Report how many lines of the material below contain the string "plot", treating uppercase and lowercase letters as different. Give only the number.

Items>

════════════════

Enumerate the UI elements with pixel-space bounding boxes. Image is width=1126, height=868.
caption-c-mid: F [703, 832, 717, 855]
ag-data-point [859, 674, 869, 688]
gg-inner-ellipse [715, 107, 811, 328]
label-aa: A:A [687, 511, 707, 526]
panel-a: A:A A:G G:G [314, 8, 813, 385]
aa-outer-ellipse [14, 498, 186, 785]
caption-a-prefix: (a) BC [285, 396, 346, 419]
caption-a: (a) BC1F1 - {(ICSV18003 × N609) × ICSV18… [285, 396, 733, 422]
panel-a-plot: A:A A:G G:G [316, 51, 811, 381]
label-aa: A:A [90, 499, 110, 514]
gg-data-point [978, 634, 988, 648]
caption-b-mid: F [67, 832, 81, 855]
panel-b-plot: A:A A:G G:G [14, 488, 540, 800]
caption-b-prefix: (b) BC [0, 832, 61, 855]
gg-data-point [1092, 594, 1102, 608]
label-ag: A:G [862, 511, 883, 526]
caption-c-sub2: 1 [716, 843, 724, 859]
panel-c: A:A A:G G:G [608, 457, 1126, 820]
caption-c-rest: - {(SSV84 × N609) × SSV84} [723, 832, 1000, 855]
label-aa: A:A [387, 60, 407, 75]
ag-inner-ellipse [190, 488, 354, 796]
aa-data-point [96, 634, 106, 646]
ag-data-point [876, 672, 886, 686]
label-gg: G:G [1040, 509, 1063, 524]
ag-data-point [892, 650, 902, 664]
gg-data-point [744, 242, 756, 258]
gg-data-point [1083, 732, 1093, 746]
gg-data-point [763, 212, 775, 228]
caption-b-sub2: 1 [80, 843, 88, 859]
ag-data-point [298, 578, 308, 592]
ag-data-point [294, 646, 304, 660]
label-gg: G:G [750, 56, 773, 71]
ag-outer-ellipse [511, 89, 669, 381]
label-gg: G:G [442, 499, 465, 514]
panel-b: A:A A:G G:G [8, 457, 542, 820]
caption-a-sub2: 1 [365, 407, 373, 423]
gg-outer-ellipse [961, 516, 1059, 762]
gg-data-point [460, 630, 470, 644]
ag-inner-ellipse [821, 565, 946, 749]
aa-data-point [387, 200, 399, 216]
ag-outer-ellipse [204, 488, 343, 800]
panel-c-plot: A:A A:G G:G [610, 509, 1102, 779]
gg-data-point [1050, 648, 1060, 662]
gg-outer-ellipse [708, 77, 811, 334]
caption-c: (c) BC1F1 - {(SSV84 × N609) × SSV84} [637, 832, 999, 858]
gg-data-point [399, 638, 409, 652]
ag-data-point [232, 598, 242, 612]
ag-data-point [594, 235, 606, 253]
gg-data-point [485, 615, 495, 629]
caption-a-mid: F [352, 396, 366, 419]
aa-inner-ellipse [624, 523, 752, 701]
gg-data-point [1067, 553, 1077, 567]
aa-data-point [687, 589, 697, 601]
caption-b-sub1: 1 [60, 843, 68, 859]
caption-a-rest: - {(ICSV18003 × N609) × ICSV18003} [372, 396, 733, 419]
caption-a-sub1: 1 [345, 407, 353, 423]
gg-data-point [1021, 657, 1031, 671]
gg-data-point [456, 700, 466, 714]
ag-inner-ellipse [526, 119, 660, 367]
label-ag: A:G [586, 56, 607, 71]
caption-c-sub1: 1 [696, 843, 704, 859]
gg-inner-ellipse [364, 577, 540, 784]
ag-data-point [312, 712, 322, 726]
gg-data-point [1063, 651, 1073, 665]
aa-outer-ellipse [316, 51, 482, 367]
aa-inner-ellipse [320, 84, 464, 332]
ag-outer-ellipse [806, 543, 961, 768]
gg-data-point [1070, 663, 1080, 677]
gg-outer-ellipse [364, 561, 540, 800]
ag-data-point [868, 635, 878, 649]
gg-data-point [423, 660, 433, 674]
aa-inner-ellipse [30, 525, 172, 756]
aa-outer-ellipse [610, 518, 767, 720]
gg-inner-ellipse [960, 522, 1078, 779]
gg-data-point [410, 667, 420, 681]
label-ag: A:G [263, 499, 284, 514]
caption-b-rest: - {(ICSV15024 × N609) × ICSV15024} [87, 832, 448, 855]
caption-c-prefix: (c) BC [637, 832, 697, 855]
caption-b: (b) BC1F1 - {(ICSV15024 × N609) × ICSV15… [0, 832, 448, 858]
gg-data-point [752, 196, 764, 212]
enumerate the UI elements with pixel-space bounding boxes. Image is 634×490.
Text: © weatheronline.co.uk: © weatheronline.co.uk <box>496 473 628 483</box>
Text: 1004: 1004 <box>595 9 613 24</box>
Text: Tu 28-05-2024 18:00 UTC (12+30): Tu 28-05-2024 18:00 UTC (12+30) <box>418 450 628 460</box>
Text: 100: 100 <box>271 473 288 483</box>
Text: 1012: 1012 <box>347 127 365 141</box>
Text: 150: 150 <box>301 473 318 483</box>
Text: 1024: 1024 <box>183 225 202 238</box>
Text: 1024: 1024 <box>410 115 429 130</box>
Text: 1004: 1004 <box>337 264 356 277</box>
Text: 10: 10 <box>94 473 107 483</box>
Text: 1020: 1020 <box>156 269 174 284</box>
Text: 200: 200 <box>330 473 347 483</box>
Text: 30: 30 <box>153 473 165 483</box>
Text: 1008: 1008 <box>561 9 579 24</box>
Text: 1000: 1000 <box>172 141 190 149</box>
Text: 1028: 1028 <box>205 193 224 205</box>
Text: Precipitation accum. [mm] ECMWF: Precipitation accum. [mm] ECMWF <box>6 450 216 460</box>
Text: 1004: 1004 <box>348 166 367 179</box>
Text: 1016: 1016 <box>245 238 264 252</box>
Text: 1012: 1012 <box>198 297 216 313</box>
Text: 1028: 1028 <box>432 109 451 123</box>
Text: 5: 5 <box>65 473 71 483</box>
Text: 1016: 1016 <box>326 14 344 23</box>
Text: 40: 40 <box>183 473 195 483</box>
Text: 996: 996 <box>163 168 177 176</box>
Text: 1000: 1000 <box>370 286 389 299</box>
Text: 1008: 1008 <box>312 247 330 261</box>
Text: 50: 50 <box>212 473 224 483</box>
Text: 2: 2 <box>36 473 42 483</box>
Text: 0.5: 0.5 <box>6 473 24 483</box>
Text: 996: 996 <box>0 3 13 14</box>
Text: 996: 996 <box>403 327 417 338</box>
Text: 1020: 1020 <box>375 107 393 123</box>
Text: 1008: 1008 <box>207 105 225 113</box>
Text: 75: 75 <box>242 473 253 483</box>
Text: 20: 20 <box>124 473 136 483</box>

════════════════

Reply to the exercise> 3